** Start of Extracted material **

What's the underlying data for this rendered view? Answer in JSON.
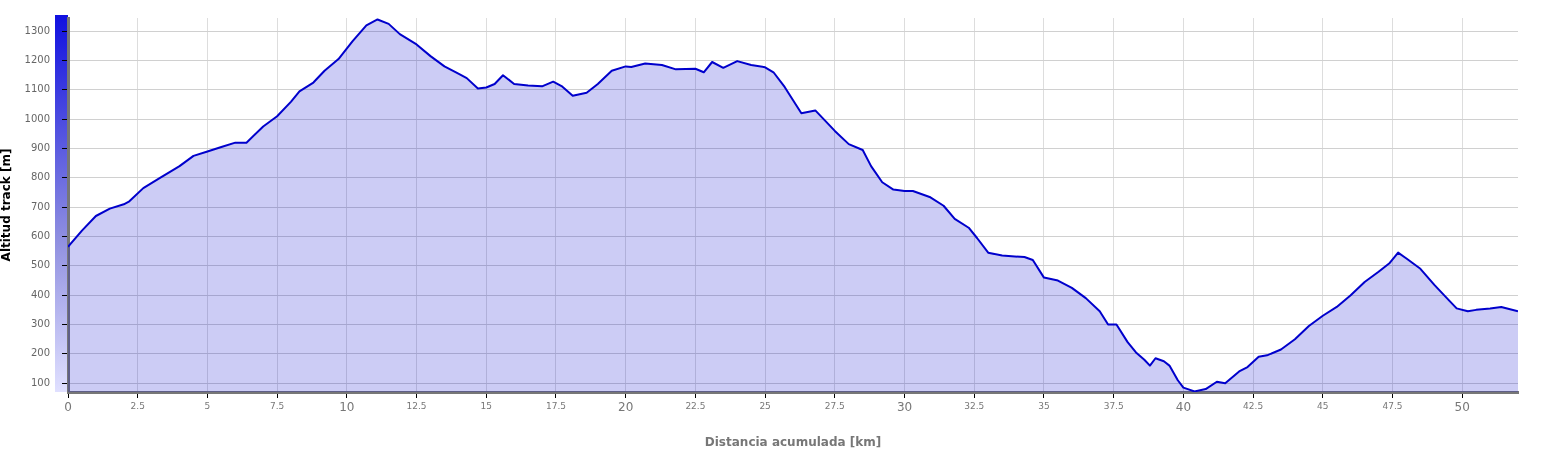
{
  "chart_data": {
    "type": "area",
    "xlabel": "Distancia acumulada [km]",
    "ylabel": "Altitud track [m]",
    "x": [
      0,
      0.5,
      1,
      1.5,
      2,
      2.2,
      2.7,
      3.3,
      4,
      4.5,
      5,
      5.5,
      6,
      6.4,
      7,
      7.5,
      8,
      8.3,
      8.8,
      9.2,
      9.7,
      10.2,
      10.7,
      11.1,
      11.5,
      11.9,
      12.5,
      13,
      13.5,
      14,
      14.3,
      14.7,
      15,
      15.3,
      15.6,
      16,
      16.5,
      17,
      17.4,
      17.7,
      18.1,
      18.6,
      19,
      19.5,
      20,
      20.2,
      20.7,
      21.3,
      21.8,
      22.5,
      22.8,
      23.1,
      23.5,
      24,
      24.5,
      25,
      25.3,
      25.7,
      26.1,
      26.3,
      26.8,
      27.5,
      28,
      28.5,
      28.8,
      29.2,
      29.6,
      30,
      30.3,
      30.9,
      31.4,
      31.8,
      32.3,
      32.6,
      33,
      33.5,
      34.3,
      34.6,
      35,
      35.5,
      36,
      36.5,
      37,
      37.3,
      37.6,
      38,
      38.3,
      38.6,
      38.8,
      39,
      39.3,
      39.5,
      39.8,
      40,
      40.4,
      40.8,
      41.2,
      41.5,
      42,
      42.3,
      42.7,
      43,
      43.5,
      44,
      44.5,
      45,
      45.5,
      46,
      46.5,
      47,
      47.4,
      47.7,
      48,
      48.5,
      49,
      49.5,
      49.8,
      50.2,
      50.5,
      51,
      51.4,
      52
    ],
    "series": [
      {
        "color": "#0000cc",
        "values": [
          565,
          620,
          670,
          695,
          710,
          720,
          765,
          800,
          840,
          875,
          890,
          905,
          920,
          920,
          975,
          1010,
          1060,
          1095,
          1125,
          1165,
          1205,
          1265,
          1320,
          1340,
          1325,
          1290,
          1255,
          1215,
          1180,
          1155,
          1140,
          1105,
          1108,
          1120,
          1150,
          1120,
          1115,
          1112,
          1128,
          1113,
          1080,
          1090,
          1120,
          1165,
          1180,
          1178,
          1190,
          1185,
          1170,
          1172,
          1160,
          1195,
          1175,
          1198,
          1185,
          1177,
          1160,
          1110,
          1050,
          1020,
          1030,
          960,
          915,
          895,
          840,
          785,
          760,
          755,
          755,
          735,
          705,
          660,
          630,
          595,
          545,
          535,
          530,
          520,
          460,
          450,
          425,
          390,
          345,
          300,
          300,
          240,
          205,
          180,
          160,
          185,
          175,
          160,
          110,
          85,
          72,
          80,
          105,
          100,
          140,
          155,
          190,
          195,
          215,
          250,
          295,
          330,
          360,
          400,
          445,
          480,
          510,
          545,
          525,
          490,
          435,
          385,
          355,
          345,
          350,
          355,
          360,
          345
        ]
      }
    ],
    "xlim": [
      0,
      52
    ],
    "xticks": [
      0,
      2.5,
      5,
      7.5,
      10,
      12.5,
      15,
      17.5,
      20,
      22.5,
      25,
      27.5,
      30,
      32.5,
      35,
      37.5,
      40,
      42.5,
      45,
      47.5,
      50
    ],
    "ylim": [
      70,
      1345
    ],
    "yticks": [
      100,
      200,
      300,
      400,
      500,
      600,
      700,
      800,
      900,
      1000,
      1100,
      1200,
      1300
    ],
    "grid": true,
    "legend": false,
    "marker": "none",
    "line_style": "solid"
  }
}
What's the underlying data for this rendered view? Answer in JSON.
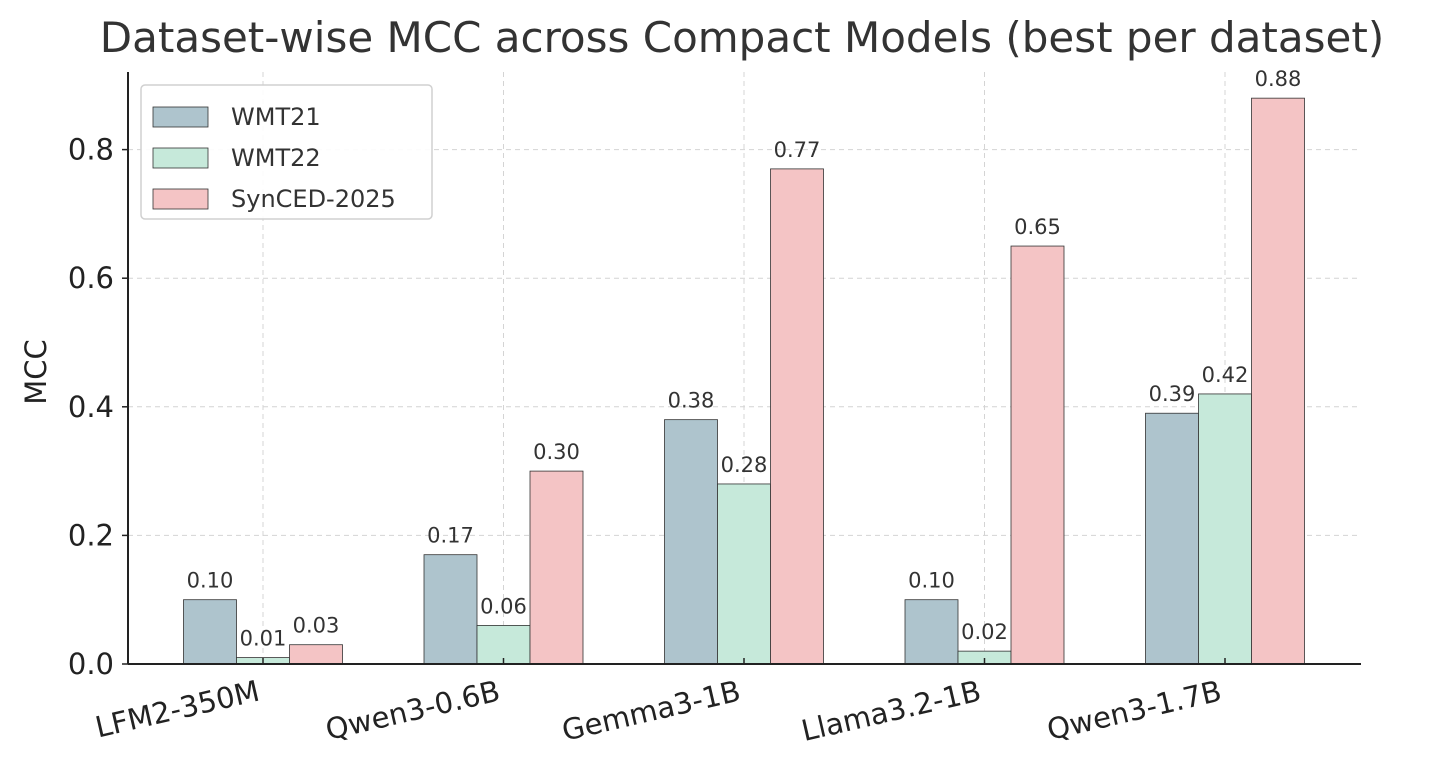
{
  "chart_data": {
    "type": "bar",
    "title": "Dataset-wise MCC across Compact Models (best per dataset)",
    "xlabel": "",
    "ylabel": "MCC",
    "ylim": [
      0,
      0.92
    ],
    "yticks": [
      0.0,
      0.2,
      0.4,
      0.6,
      0.8
    ],
    "ytick_labels": [
      "0.0",
      "0.2",
      "0.4",
      "0.6",
      "0.8"
    ],
    "grid": true,
    "legend_position": "top-left",
    "categories": [
      "LFM2-350M",
      "Qwen3-0.6B",
      "Gemma3-1B",
      "Llama3.2-1B",
      "Qwen3-1.7B"
    ],
    "series": [
      {
        "name": "WMT21",
        "color": "#aec4cd",
        "values": [
          0.1,
          0.17,
          0.38,
          0.1,
          0.39
        ],
        "labels": [
          "0.10",
          "0.17",
          "0.38",
          "0.10",
          "0.39"
        ]
      },
      {
        "name": "WMT22",
        "color": "#c6e9da",
        "values": [
          0.01,
          0.06,
          0.28,
          0.02,
          0.42
        ],
        "labels": [
          "0.01",
          "0.06",
          "0.28",
          "0.02",
          "0.42"
        ]
      },
      {
        "name": "SynCED-2025",
        "color": "#f4c4c5",
        "values": [
          0.03,
          0.3,
          0.77,
          0.65,
          0.88
        ],
        "labels": [
          "0.03",
          "0.30",
          "0.77",
          "0.65",
          "0.88"
        ]
      }
    ]
  }
}
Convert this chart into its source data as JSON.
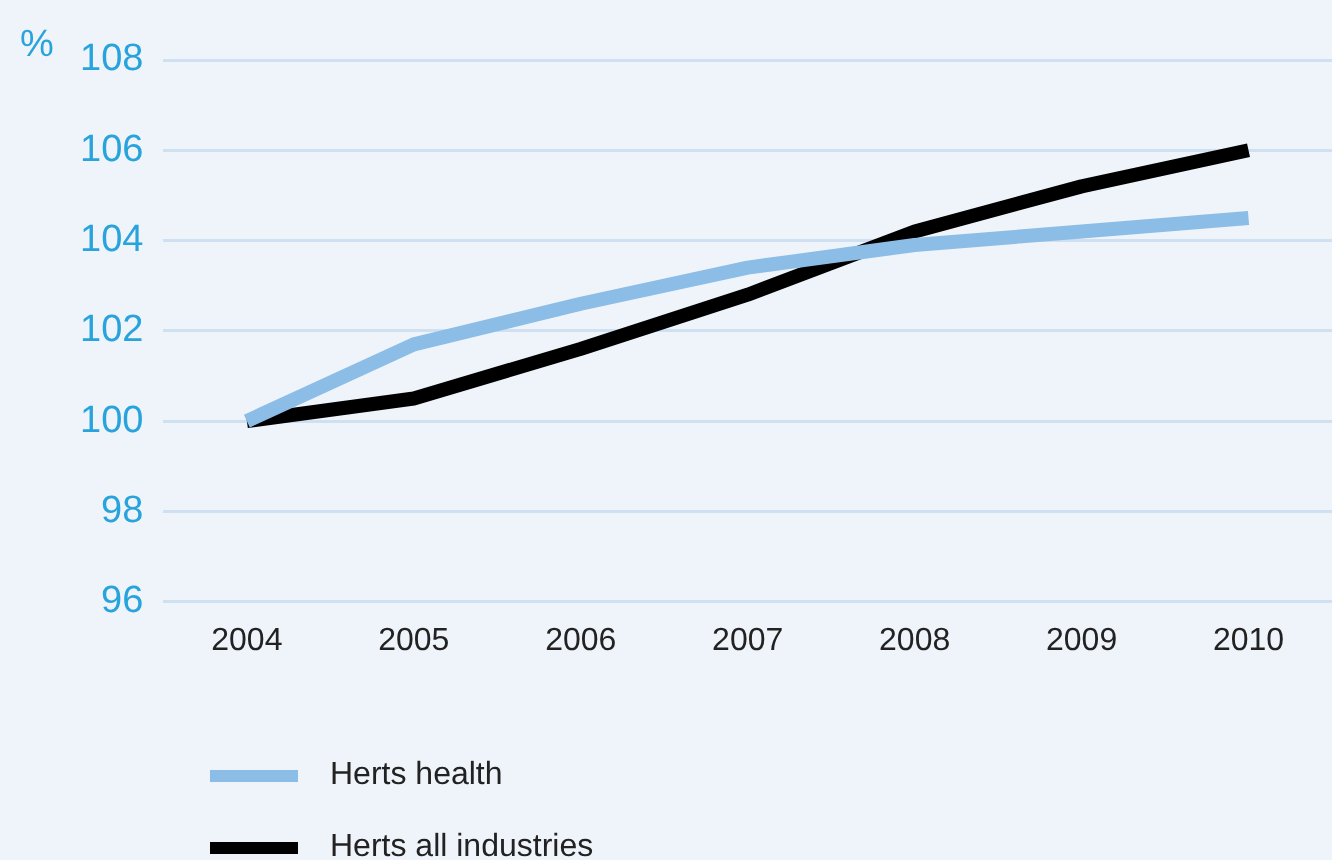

** End of Extracted material **

* **What to do**:
Show every line above in which the word "color" occurs.

* **Exercise answer**:
        "color": "#0000cc",
        "color": "#aec4cd",
        "color": "#c6e9da",
        "color": "#f4c4c5",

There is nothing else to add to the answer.